Can you read Ukrainian?
In addition to the Link Collection and Metadata volunteer groups above, there are a couple of teams where reading Ukrainian is a vital prerequisite:
- Quality control: After we’ve backed up a site using tools such as Browsertrix or ArchiveWeb.page, we need people with Ukrainian language skills to browse around our copies of the site and make sure that our backups are working as intended.
- Translation: We’re doing direct outreach to some sites to see if we can contact their administrators, and help with translation of correspondence and news materials is always helpful.
How it all fits together
The diagram below this explanation draws out how the pieces of this project work together.
Anyone can submit a link to SUCHO via our web form (1a). If you already have a large list of links to submit, reach out to info@sucho.org and we can accept a spreadsheet (1b).
Links go into the SUCHO working spreadsheet (2), and from there are sent to both the Browsertrix workflow (3a) and the Internet Archive workflow (3b).
The Internet Archive workflow (3b) involves making sure that the sites – including sub- and sub-sub-pages – are well captured by the Wayback Machine. Sometimes we need to submit new URLs to the Wayback Machine to capture the whole site as part of this process.
The Browsertrix workflow (3a) involves volunteers running Browsertrix (automated Webrecorder software) to generate a web archive file (WACZ) that is stored on the SUCHO server hosted by Amazon Web Services. WACZ files that appear to be created successfully go to quality control (4a). If there are problems with the WACZ file, it goes back to the Browsertrix workflow (3a), otherwise it’s considered done.
Sometimes the Browsertrix workflow isn’t (fully) successful, because there are some materials that aren’t captured well by the automated crawler. Pages that require user interaction (e.g. virtual tours, complex Javascript) go to a Manual Webrecorder workflow (4b) for completion. Pages that don’t have an easy set of navigable links (e.g. DSpace sites, library catalogs) go to a custom Scraping workflow (4c).
The custom scraping workflow (4c) varies depending on the site; it may produce a set of links that go to the Wayback Machine (3b), or it may produce a set of files (images, PDFs, etc.) that get uploaded to the SUCHO collection at the Internet Archive (5). Volunteers then enhance the metadata for uploaded files (6).

Task set
A - Condense the paragraph of the SUCHO workflow text that begins "Sometimes the Browsertrix workflow isn't (fully) successful" into a short bulleted list that keeps its main facts.
B - According to the SUCHO workflow text, which provider hosts the SUCHO server where WACZ files are stored?
C - In the SUCHO workflow text, copy the passage from "The Browsertrix workflow (3a) involves" up to and including "it’s considered done.", substituting "team members" for "volunteers".
Rely on the SUCHO workflow text alone for this work.

(Visual layout records)

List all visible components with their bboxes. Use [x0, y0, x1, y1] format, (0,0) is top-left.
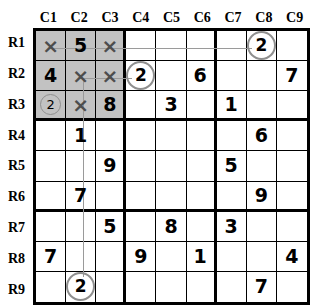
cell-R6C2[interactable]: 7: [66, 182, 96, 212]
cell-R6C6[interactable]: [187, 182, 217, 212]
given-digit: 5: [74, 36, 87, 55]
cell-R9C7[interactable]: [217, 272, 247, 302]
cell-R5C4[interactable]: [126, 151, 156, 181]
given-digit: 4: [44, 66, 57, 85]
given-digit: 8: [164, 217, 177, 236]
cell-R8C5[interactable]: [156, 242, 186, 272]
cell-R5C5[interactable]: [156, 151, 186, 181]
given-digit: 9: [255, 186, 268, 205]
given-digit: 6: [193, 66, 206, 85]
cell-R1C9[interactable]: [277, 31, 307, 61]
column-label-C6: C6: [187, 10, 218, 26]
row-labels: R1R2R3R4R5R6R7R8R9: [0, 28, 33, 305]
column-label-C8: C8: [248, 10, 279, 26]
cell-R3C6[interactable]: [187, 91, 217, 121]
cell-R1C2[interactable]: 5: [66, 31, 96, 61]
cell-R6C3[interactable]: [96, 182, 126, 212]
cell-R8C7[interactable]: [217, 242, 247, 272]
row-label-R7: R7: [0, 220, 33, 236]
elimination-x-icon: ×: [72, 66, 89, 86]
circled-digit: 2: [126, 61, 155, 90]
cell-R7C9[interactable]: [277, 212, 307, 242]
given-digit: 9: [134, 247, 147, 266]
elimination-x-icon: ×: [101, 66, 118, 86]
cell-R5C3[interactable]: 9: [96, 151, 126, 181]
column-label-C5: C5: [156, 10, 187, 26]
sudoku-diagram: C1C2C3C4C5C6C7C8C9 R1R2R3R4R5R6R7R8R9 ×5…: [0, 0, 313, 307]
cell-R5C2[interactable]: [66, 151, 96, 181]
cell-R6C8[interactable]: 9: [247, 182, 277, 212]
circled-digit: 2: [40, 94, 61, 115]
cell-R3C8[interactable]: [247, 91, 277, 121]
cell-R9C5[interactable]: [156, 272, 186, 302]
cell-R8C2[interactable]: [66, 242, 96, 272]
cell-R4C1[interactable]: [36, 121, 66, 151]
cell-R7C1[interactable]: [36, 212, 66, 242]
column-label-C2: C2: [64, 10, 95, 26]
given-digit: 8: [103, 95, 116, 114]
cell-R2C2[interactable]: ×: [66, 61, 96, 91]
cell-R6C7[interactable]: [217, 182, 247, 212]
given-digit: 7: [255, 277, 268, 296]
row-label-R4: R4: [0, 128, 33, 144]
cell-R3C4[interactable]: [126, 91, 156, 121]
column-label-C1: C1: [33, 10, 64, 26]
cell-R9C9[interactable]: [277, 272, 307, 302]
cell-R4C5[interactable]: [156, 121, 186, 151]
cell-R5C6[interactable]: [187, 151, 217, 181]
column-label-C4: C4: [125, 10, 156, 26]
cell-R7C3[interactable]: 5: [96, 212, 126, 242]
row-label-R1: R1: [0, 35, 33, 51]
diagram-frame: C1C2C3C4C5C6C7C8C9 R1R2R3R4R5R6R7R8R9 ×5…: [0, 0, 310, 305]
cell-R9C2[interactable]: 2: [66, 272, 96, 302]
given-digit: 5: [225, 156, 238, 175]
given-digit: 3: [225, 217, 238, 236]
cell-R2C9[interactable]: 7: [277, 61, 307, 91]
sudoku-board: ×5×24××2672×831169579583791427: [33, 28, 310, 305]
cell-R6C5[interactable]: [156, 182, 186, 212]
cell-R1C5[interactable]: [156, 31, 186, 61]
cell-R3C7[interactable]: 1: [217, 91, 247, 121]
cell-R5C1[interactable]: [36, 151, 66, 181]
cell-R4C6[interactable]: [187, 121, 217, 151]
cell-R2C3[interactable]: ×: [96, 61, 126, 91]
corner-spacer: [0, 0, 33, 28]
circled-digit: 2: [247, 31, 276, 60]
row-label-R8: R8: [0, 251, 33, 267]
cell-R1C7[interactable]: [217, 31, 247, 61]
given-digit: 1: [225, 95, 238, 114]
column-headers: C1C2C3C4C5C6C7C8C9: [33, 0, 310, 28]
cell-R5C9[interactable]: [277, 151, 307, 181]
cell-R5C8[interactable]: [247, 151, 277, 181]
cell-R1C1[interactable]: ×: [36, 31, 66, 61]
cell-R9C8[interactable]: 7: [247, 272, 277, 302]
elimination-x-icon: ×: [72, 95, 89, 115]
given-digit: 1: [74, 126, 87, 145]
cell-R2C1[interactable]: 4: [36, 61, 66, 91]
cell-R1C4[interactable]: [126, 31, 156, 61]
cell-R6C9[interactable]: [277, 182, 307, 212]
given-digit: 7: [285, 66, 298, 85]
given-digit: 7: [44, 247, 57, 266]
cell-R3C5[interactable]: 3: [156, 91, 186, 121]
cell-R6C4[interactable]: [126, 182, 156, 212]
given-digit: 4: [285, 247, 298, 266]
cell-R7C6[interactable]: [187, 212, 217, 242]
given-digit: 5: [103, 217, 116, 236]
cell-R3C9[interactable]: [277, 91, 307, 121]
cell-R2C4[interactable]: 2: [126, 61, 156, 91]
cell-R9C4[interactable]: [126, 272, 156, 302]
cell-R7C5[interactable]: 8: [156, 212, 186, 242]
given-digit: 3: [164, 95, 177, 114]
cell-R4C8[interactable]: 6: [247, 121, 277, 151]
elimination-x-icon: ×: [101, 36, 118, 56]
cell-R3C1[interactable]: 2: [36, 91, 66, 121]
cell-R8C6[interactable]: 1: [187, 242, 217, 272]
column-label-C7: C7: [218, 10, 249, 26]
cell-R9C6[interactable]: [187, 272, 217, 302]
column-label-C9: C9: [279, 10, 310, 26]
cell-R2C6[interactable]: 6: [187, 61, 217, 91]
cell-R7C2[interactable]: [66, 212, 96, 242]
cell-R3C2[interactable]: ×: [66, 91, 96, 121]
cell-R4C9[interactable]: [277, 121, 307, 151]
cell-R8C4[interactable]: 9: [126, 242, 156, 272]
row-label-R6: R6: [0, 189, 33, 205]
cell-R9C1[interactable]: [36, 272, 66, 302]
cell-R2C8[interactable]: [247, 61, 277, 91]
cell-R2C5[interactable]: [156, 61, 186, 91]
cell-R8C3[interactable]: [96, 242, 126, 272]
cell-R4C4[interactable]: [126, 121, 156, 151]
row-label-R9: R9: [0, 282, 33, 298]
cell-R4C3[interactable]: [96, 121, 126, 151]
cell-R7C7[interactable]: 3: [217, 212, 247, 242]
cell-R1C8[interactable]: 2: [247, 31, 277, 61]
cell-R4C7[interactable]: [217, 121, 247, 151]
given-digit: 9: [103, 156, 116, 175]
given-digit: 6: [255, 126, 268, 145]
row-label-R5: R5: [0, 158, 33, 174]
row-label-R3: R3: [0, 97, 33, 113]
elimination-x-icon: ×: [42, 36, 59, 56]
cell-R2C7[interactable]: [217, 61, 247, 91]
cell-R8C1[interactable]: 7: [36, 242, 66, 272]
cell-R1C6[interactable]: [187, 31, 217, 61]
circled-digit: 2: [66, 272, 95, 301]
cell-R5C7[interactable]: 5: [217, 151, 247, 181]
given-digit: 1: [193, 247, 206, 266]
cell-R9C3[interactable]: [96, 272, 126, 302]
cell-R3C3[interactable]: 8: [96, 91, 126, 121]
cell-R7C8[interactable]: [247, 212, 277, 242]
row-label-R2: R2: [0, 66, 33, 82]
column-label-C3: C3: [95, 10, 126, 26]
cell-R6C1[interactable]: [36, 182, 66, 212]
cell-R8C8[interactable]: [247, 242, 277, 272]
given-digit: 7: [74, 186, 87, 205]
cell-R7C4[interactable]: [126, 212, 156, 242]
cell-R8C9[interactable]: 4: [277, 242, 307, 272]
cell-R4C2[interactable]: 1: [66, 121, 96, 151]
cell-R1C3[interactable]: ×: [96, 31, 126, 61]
--
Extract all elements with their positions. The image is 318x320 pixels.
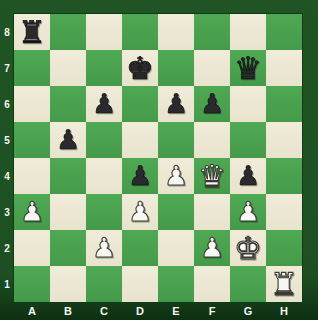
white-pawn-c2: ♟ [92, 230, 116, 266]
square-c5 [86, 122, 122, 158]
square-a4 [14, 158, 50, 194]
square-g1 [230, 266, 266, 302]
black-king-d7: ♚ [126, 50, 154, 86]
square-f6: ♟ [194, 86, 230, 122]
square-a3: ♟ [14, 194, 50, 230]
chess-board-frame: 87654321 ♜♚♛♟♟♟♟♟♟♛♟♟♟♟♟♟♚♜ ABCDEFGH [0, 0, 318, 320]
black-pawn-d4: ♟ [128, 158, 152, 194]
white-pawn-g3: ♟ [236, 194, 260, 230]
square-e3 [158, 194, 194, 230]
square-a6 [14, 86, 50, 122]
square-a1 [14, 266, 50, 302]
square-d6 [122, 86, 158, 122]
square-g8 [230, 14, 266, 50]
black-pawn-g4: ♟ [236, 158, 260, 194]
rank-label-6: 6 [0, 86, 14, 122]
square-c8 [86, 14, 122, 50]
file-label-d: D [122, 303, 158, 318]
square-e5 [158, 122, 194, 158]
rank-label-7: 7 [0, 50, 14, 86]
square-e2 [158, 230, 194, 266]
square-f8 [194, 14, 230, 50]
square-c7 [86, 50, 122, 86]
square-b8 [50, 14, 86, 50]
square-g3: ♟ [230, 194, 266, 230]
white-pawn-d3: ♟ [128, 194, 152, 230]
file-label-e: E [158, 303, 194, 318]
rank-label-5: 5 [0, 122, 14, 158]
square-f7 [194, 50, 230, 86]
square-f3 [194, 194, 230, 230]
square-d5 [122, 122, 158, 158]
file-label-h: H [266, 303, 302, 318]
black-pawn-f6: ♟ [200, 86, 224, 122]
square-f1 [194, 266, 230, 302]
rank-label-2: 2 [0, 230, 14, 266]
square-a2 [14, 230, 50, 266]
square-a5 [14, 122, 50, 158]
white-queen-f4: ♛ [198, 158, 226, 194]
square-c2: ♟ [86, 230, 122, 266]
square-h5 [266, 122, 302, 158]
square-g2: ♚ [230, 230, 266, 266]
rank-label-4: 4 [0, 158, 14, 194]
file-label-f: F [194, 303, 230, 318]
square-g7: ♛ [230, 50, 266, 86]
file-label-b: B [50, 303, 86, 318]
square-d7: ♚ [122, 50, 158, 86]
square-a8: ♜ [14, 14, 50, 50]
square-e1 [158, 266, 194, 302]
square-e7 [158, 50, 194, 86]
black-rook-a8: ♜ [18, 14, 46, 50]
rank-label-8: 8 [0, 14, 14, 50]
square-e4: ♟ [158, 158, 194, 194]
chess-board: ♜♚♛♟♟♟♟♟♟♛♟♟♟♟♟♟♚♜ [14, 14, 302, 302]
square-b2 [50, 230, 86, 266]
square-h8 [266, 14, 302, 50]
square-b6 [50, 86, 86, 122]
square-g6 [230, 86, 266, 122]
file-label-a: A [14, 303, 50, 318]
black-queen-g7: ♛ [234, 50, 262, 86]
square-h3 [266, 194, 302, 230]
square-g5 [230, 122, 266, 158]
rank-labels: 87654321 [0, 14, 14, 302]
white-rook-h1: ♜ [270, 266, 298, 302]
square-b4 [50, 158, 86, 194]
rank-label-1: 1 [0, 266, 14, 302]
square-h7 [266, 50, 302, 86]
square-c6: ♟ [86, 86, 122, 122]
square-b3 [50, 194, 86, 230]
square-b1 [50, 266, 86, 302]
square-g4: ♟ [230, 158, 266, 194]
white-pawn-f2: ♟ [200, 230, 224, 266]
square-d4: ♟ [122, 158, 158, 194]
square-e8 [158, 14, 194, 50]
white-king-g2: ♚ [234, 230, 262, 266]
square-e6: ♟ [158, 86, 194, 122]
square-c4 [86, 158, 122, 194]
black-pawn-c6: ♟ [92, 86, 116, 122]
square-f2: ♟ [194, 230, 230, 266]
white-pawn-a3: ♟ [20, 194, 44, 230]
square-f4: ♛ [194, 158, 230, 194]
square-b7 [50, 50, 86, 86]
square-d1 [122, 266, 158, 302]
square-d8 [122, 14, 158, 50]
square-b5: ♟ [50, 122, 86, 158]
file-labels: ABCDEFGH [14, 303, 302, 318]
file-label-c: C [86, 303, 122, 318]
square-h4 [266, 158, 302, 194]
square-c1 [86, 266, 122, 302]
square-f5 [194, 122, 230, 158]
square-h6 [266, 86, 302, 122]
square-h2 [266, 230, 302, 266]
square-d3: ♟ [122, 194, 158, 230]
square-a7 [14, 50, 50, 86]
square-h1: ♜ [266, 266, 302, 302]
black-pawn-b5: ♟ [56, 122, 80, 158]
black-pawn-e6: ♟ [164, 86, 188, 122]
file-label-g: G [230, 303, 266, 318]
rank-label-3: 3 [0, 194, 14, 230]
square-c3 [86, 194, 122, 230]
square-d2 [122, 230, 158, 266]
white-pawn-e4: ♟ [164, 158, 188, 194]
---
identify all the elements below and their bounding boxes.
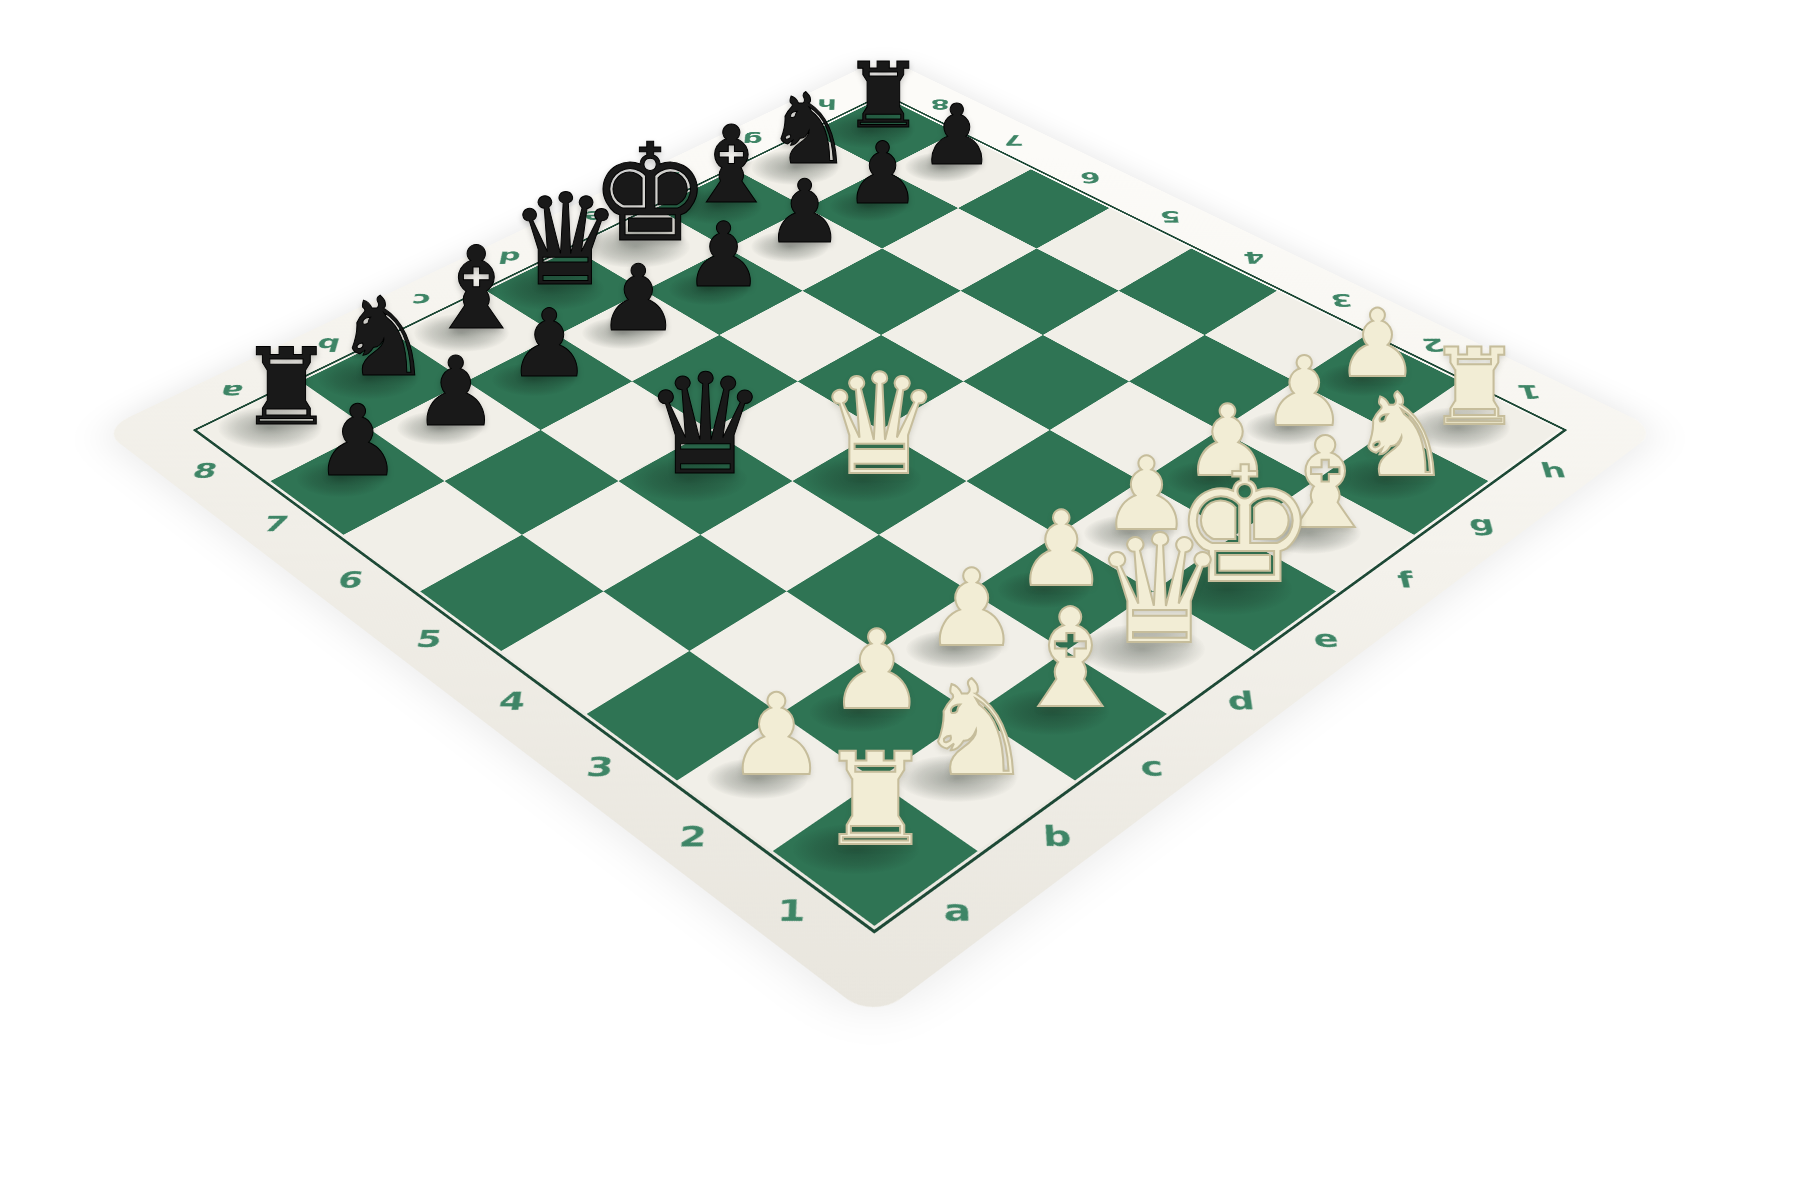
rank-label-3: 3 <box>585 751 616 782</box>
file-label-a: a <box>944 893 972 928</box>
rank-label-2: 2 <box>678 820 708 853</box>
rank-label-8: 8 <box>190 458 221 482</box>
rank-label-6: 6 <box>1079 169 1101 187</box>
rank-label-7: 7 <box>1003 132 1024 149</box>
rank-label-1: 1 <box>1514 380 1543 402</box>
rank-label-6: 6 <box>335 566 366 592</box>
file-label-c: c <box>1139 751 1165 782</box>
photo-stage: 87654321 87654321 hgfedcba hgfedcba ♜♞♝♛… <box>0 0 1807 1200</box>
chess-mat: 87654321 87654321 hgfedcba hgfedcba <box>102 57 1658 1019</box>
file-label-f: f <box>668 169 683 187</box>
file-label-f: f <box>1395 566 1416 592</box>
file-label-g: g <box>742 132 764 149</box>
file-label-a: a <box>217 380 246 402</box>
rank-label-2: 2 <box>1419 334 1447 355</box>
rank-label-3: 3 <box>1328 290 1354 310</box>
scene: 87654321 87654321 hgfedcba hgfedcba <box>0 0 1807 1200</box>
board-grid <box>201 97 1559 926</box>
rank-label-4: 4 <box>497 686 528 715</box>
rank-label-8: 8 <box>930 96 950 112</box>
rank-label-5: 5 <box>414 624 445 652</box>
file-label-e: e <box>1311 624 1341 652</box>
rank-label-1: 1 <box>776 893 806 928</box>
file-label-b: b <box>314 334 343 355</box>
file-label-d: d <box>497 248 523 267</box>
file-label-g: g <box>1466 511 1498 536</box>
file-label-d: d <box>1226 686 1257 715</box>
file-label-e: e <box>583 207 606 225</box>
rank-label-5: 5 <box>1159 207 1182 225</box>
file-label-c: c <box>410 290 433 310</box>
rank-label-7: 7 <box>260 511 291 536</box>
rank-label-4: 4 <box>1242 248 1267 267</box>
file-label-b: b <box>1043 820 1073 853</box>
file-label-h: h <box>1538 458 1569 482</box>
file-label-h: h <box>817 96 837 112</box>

Completed exercise
A -
- The automated Browsertrix crawler sometimes fails to capture some materials fully.
- Pages that need user interaction, such as virtual tours or complex Javascript, go to a Manual Webrecorder workflow (4b).
- Pages without an easy set of navigable links, such as DSpace sites or library catalogs, go to a custom Scraping workflow (4c).

B - Amazon Web Services.

C -
The Browsertrix workflow (3a) involves team members running Browsertrix (automated Webrecorder software) to generate a web archive file (WACZ) that is stored on the SUCHO server hosted by Amazon Web Services. WACZ files that appear to be created successfully go to quality control (4a). If there are problems with the WACZ file, it goes back to the Browsertrix workflow (3a), otherwise it’s considered done.